-- TASK INSTRUCTIONS --
Retype each record below word for word. Leave the pictures out.

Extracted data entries

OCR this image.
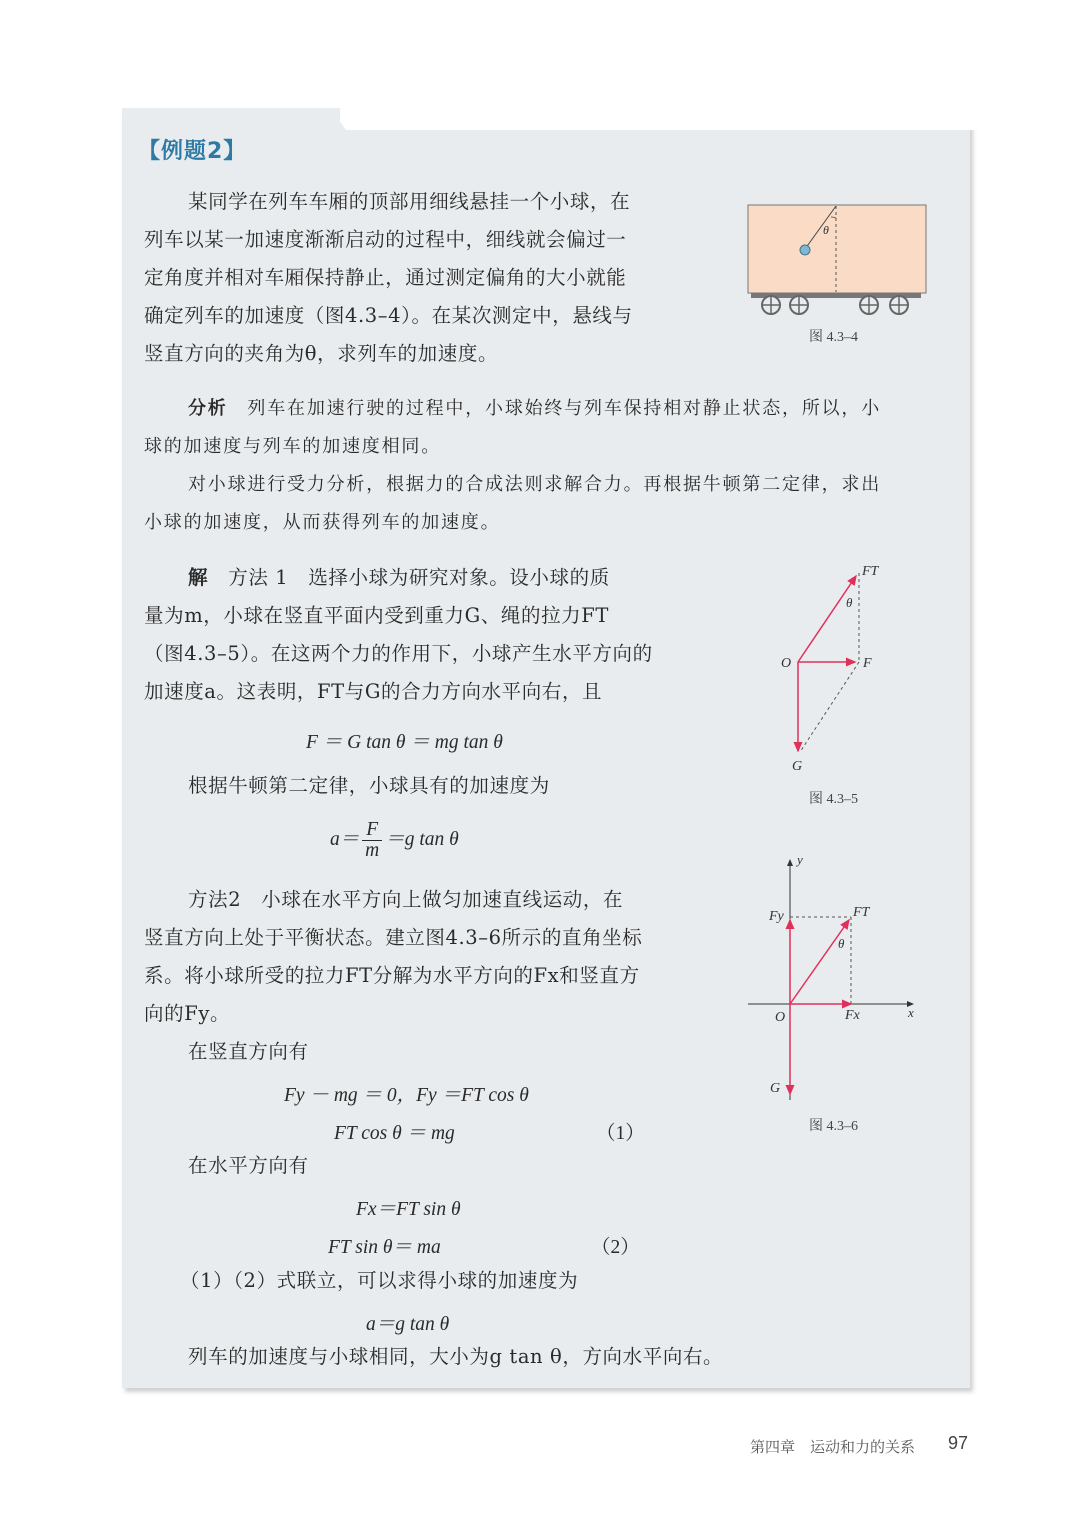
【例题2】
某同学在列车车厢的顶部用细线悬挂一个小球，在
列车以某一加速度渐渐启动的过程中，细线就会偏过一
定角度并相对车厢保持静止，通过测定偏角的大小就能
确定列车的加速度（图4.3–4）。在某次测定中，悬线与
竖直方向的夹角为θ，求列车的加速度。
θ
图 4.3–4
分析　 列车在加速行驶的过程中，小球始终与列车保持相对静止状态，所以，小
球的加速度与列车的加速度相同。
对小球进行受力分析，根据力的合成法则求解合力。再根据牛顿第二定律，求出
小球的加速度，从而获得列车的加速度。
解　 方法 1　选择小球为研究对象。设小球的质
量为m，小球在竖直平面内受到重力G、绳的拉力FT
（图4.3–5）。在这两个力的作用下，小球产生水平方向的
加速度a。这表明，FT与G的合力方向水平向右，且
F ＝ G tan θ ＝ mg tan θ
根据牛顿第二定律，小球具有的加速度为
$a= \frac{F}{m} =g$ tan θ
FT
θ
O	F
G
图 4.3–5
方法2　小球在水平方向上做匀加速直线运动，在
竖直方向上处于平衡状态。建立图4.3–6所示的直角坐标
系。将小球所受的拉力FT分解为水平方向的Fx和竖直方
向的Fy。
在竖直方向有
Fy － mg ＝ 0，Fy ＝FT cos θ
FT cos θ ＝ mg	（1）
在水平方向有
Fx＝FT sin θ
FT sin θ＝ ma	（2）
（1）（2）式联立，可以求得小球的加速度为
a＝g tan θ
列车的加速度与小球相同，大小为g tan θ，方向水平向右。
y
x
Fy	FT
θ
O	Fx
G
图 4.3–6
第四章　运动和力的关系 97
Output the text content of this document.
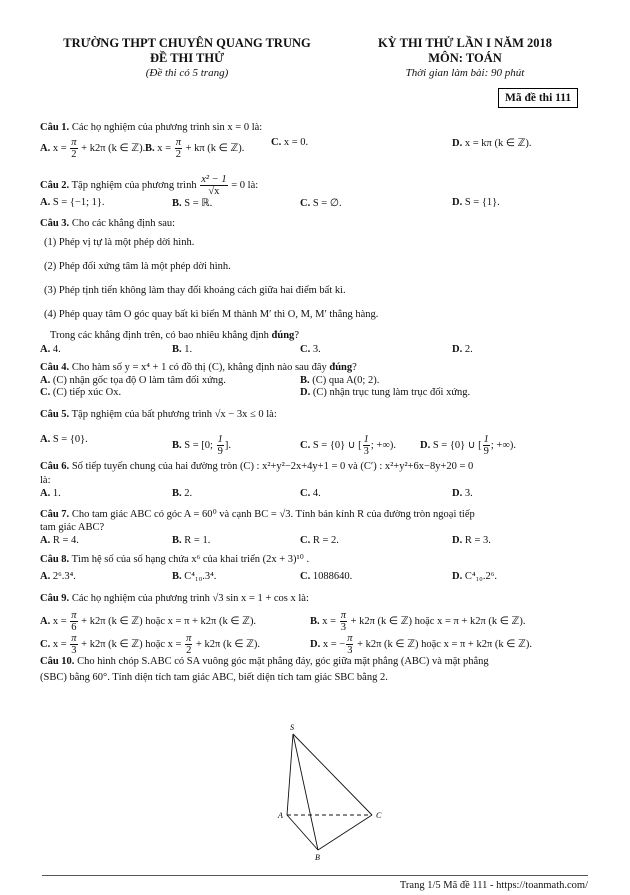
TRƯỜNG THPT CHUYÊN QUANG TRUNG
ĐỀ THI THỬ
(Đề thi có 5 trang)
KỲ THI THỬ LẦN I NĂM 2018
MÔN: TOÁN
Thời gian làm bài: 90 phút
Mã đề thi 111
Câu 1. Các họ nghiệm của phương trình sin x = 0 là:
A. $x = \frac{\pi}{2} + k2\pi$ (k ∈ ℤ). B. $x = \frac{\pi}{2} + k\pi$ (k ∈ ℤ).
C. x = 0.	D. x = kπ (k ∈ ℤ).
Câu 2. Tập nghiệm của phương trình $\frac{\text{x² − 1}}{√x} = 0$ là:
A. S = {−1; 1}.	B. S = ℝ.	C. S = ∅.	D. S = {1}.
Câu 3. Cho các khẳng định sau:
(1) Phép vị tự là một phép dời hình.
(2) Phép đối xứng tâm là một phép dời hình.
(3) Phép tịnh tiến không làm thay đổi khoảng cách giữa hai điểm bất kì.
(4) Phép quay tâm O góc quay bất kì biến M thành M′ thì O, M, M′ thẳng hàng.
Trong các khẳng định trên, có bao nhiêu khẳng định đúng?
A. 4.	B. 1.	C. 3.	D. 2.
Câu 4. Cho hàm số y = x⁴ + 1 có đồ thị (C), khẳng định nào sau đây đúng?
A. (C) nhận gốc tọa độ O làm tâm đối xứng.	B. (C) qua A(0; 2).
C. (C) tiếp xúc Ox.	D. (C) nhận trục tung làm trục đối xứng.
Câu 5. Tập nghiệm của bất phương trình √x − 3x ≤ 0 là:
A. S = {0}.
B. S = [0; $\frac{1}{9}$ ].	C. S = {0} ∪ [ $\frac{1}{3}$ ; +∞). D. S = {0} ∪ [ $\frac{1}{9}$ ; +∞).
Câu 6. Số tiếp tuyến chung của hai đường tròn (C) : x²+y²−2x+4y+1 = 0 và (C′) : x²+y²+6x−8y+20 = 0
là:
A. 1.	B. 2.	C. 4.	D. 3.
Câu 7. Cho tam giác ABC có góc A = 60⁰ và cạnh BC = √3. Tính bán kính R của đường tròn ngoại tiếp
tam giác ABC?
A. R = 4.	B. R = 1.	C. R = 2.	D. R = 3.
Câu 8. Tìm hệ số của số hạng chứa x⁶ của khai triển (2x + 3)¹⁰ .
A. 2⁶.3⁴.	B. C⁴₁₀.3⁴.	C. 1088640.	D. C⁴₁₀.2⁶.
Câu 9. Các họ nghiệm của phương trình √3 sin x = 1 + cos x là:
A. $x = \frac{\pi}{6} + k2\pi$ (k ∈ ℤ) hoặc x = π + k2π (k ∈ ℤ).	B. $x = \frac{\pi}{3} + k2\pi$ (k ∈ ℤ) hoặc x = π + k2π (k ∈ ℤ).
C. $x = \frac{\pi}{3} + k2\pi$ (k ∈ ℤ) hoặc $x = \frac{\pi}{2} + k2\pi$ (k ∈ ℤ).	D. x = − $\frac{\pi}{3} + k2\pi$ (k ∈ ℤ) hoặc x = π + k2π (k ∈ ℤ).
Câu 10. Cho hình chóp S.ABC có SA vuông góc mặt phẳng đáy, góc giữa mặt phẳng (ABC) và mặt phẳng
(SBC) bằng 60°. Tính diện tích tam giác ABC, biết diện tích tam giác SBC bằng 2.
S
A
B
C
Trang 1/5 Mã đề 111 - https://toanmath.com/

-- TASK ANSWER --
OCR this image.
【例题2】
某同学在列车车厢的顶部用细线悬挂一个小球，在
列车以某一加速度渐渐启动的过程中，细线就会偏过一
定角度并相对车厢保持静止，通过测定偏角的大小就能
确定列车的加速度（图4.3–4）。在某次测定中，悬线与
竖直方向的夹角为θ，求列车的加速度。
θ
图 4.3–4
分析　 列车在加速行驶的过程中，小球始终与列车保持相对静止状态，所以，小
球的加速度与列车的加速度相同。
对小球进行受力分析，根据力的合成法则求解合力。再根据牛顿第二定律，求出
小球的加速度，从而获得列车的加速度。
解　 方法 1　选择小球为研究对象。设小球的质
量为m，小球在竖直平面内受到重力G、绳的拉力FT
（图4.3–5）。在这两个力的作用下，小球产生水平方向的
加速度a。这表明，FT与G的合力方向水平向右，且
F ＝ G tan θ ＝ mg tan θ
根据牛顿第二定律，小球具有的加速度为
$a= \frac{F}{m} =g$ tan θ
FT
θ
O	F
G
图 4.3–5
方法2　小球在水平方向上做匀加速直线运动，在
竖直方向上处于平衡状态。建立图4.3–6所示的直角坐标
系。将小球所受的拉力FT分解为水平方向的Fx和竖直方
向的Fy。
在竖直方向有
Fy － mg ＝ 0，Fy ＝FT cos θ
FT cos θ ＝ mg	（1）
在水平方向有
Fx＝FT sin θ
FT sin θ＝ ma	（2）
（1）（2）式联立，可以求得小球的加速度为
a＝g tan θ
列车的加速度与小球相同，大小为g tan θ，方向水平向右。
y
x
Fy	FT
θ
O	Fx
G
图 4.3–6
第四章　运动和力的关系 97
Output the text content of this document.
TRƯỜNG THPT CHUYÊN QUANG TRUNG
ĐỀ THI THỬ
(Đề thi có 5 trang)
KỲ THI THỬ LẦN I NĂM 2018
MÔN: TOÁN
Thời gian làm bài: 90 phút
Mã đề thi 111
Câu 1. Các họ nghiệm của phương trình sin x = 0 là:
A. $x = \frac{\pi}{2} + k2\pi$ (k ∈ ℤ). B. $x = \frac{\pi}{2} + k\pi$ (k ∈ ℤ).
C. x = 0.	D. x = kπ (k ∈ ℤ).
Câu 2. Tập nghiệm của phương trình $\frac{\text{x² − 1}}{√x} = 0$ là:
A. S = {−1; 1}.	B. S = ℝ.	C. S = ∅.	D. S = {1}.
Câu 3. Cho các khẳng định sau:
(1) Phép vị tự là một phép dời hình.
(2) Phép đối xứng tâm là một phép dời hình.
(3) Phép tịnh tiến không làm thay đổi khoảng cách giữa hai điểm bất kì.
(4) Phép quay tâm O góc quay bất kì biến M thành M′ thì O, M, M′ thẳng hàng.
Trong các khẳng định trên, có bao nhiêu khẳng định đúng?
A. 4.	B. 1.	C. 3.	D. 2.
Câu 4. Cho hàm số y = x⁴ + 1 có đồ thị (C), khẳng định nào sau đây đúng?
A. (C) nhận gốc tọa độ O làm tâm đối xứng.	B. (C) qua A(0; 2).
C. (C) tiếp xúc Ox.	D. (C) nhận trục tung làm trục đối xứng.
Câu 5. Tập nghiệm của bất phương trình √x − 3x ≤ 0 là:
A. S = {0}.
B. S = [0; $\frac{1}{9}$ ].	C. S = {0} ∪ [ $\frac{1}{3}$ ; +∞). D. S = {0} ∪ [ $\frac{1}{9}$ ; +∞).
Câu 6. Số tiếp tuyến chung của hai đường tròn (C) : x²+y²−2x+4y+1 = 0 và (C′) : x²+y²+6x−8y+20 = 0
là:
A. 1.	B. 2.	C. 4.	D. 3.
Câu 7. Cho tam giác ABC có góc A = 60⁰ và cạnh BC = √3. Tính bán kính R của đường tròn ngoại tiếp
tam giác ABC?
A. R = 4.	B. R = 1.	C. R = 2.	D. R = 3.
Câu 8. Tìm hệ số của số hạng chứa x⁶ của khai triển (2x + 3)¹⁰ .
A. 2⁶.3⁴.	B. C⁴₁₀.3⁴.	C. 1088640.	D. C⁴₁₀.2⁶.
Câu 9. Các họ nghiệm của phương trình √3 sin x = 1 + cos x là:
A. $x = \frac{\pi}{6} + k2\pi$ (k ∈ ℤ) hoặc x = π + k2π (k ∈ ℤ).	B. $x = \frac{\pi}{3} + k2\pi$ (k ∈ ℤ) hoặc x = π + k2π (k ∈ ℤ).
C. $x = \frac{\pi}{3} + k2\pi$ (k ∈ ℤ) hoặc $x = \frac{\pi}{2} + k2\pi$ (k ∈ ℤ).	D. x = − $\frac{\pi}{3} + k2\pi$ (k ∈ ℤ) hoặc x = π + k2π (k ∈ ℤ).
Câu 10. Cho hình chóp S.ABC có SA vuông góc mặt phẳng đáy, góc giữa mặt phẳng (ABC) và mặt phẳng
(SBC) bằng 60°. Tính diện tích tam giác ABC, biết diện tích tam giác SBC bằng 2.
S
A
B
C
Trang 1/5 Mã đề 111 - https://toanmath.com/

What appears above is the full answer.